• EXERCISE DESCRIPTION:
Reproduce all the entries exactly and keep the pictures out.

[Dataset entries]
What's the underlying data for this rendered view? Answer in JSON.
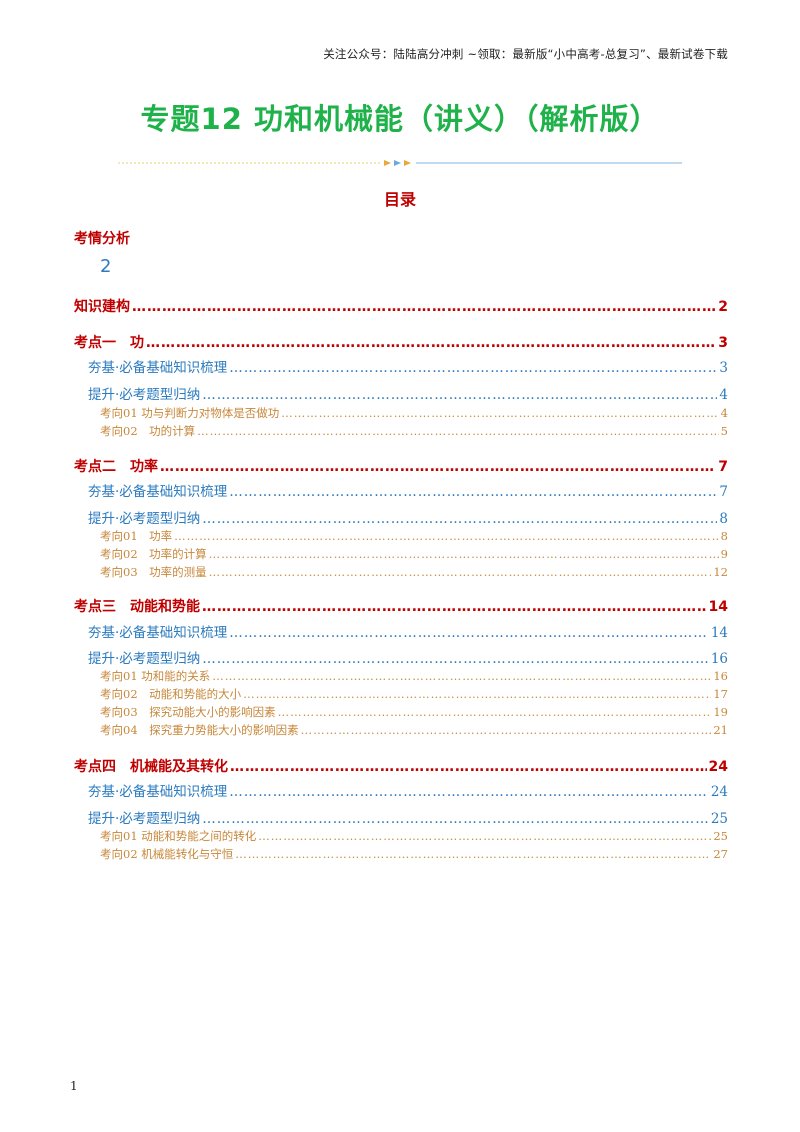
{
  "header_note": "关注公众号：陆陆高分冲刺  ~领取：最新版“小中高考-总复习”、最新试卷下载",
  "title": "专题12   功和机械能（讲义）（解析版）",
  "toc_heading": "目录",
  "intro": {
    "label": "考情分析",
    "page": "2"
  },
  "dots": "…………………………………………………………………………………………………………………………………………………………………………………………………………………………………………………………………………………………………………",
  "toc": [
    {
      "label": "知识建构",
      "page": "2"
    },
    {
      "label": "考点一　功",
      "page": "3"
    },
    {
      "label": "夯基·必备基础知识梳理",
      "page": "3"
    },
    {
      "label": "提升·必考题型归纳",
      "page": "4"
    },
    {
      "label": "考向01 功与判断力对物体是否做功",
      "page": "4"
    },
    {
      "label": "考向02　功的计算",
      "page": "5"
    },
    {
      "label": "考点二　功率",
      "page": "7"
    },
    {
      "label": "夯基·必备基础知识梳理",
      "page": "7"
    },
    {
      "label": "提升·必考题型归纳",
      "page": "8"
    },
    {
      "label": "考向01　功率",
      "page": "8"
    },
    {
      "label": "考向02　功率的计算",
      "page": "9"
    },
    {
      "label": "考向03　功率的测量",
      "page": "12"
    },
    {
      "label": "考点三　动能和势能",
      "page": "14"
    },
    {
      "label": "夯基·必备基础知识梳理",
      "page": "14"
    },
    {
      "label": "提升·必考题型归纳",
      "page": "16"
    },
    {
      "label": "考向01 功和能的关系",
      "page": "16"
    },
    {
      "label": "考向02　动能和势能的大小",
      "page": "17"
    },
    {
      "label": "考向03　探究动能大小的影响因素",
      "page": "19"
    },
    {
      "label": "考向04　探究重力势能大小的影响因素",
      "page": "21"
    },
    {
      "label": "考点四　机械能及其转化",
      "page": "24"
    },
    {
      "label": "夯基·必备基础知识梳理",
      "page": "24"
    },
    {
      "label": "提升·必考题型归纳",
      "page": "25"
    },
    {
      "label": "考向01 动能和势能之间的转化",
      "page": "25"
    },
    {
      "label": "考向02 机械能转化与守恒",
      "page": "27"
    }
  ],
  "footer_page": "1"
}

• EXPECTED ANSWER:
What's the underlying data for this rendered view? Answer in JSON.
{
  "header_note": "关注公众号：陆陆高分冲刺  ~领取：最新版“小中高考-总复习”、最新试卷下载",
  "title": "专题12   功和机械能（讲义）（解析版）",
  "toc_heading": "目录",
  "intro": {
    "label": "考情分析",
    "page": "2"
  },
  "dots": "…………………………………………………………………………………………………………………………………………………………………………………………………………………………………………………………………………………………………………",
  "toc": [
    {
      "label": "知识建构",
      "page": "2"
    },
    {
      "label": "考点一　功",
      "page": "3"
    },
    {
      "label": "夯基·必备基础知识梳理",
      "page": "3"
    },
    {
      "label": "提升·必考题型归纳",
      "page": "4"
    },
    {
      "label": "考向01 功与判断力对物体是否做功",
      "page": "4"
    },
    {
      "label": "考向02　功的计算",
      "page": "5"
    },
    {
      "label": "考点二　功率",
      "page": "7"
    },
    {
      "label": "夯基·必备基础知识梳理",
      "page": "7"
    },
    {
      "label": "提升·必考题型归纳",
      "page": "8"
    },
    {
      "label": "考向01　功率",
      "page": "8"
    },
    {
      "label": "考向02　功率的计算",
      "page": "9"
    },
    {
      "label": "考向03　功率的测量",
      "page": "12"
    },
    {
      "label": "考点三　动能和势能",
      "page": "14"
    },
    {
      "label": "夯基·必备基础知识梳理",
      "page": "14"
    },
    {
      "label": "提升·必考题型归纳",
      "page": "16"
    },
    {
      "label": "考向01 功和能的关系",
      "page": "16"
    },
    {
      "label": "考向02　动能和势能的大小",
      "page": "17"
    },
    {
      "label": "考向03　探究动能大小的影响因素",
      "page": "19"
    },
    {
      "label": "考向04　探究重力势能大小的影响因素",
      "page": "21"
    },
    {
      "label": "考点四　机械能及其转化",
      "page": "24"
    },
    {
      "label": "夯基·必备基础知识梳理",
      "page": "24"
    },
    {
      "label": "提升·必考题型归纳",
      "page": "25"
    },
    {
      "label": "考向01 动能和势能之间的转化",
      "page": "25"
    },
    {
      "label": "考向02 机械能转化与守恒",
      "page": "27"
    }
  ],
  "footer_page": "1"
}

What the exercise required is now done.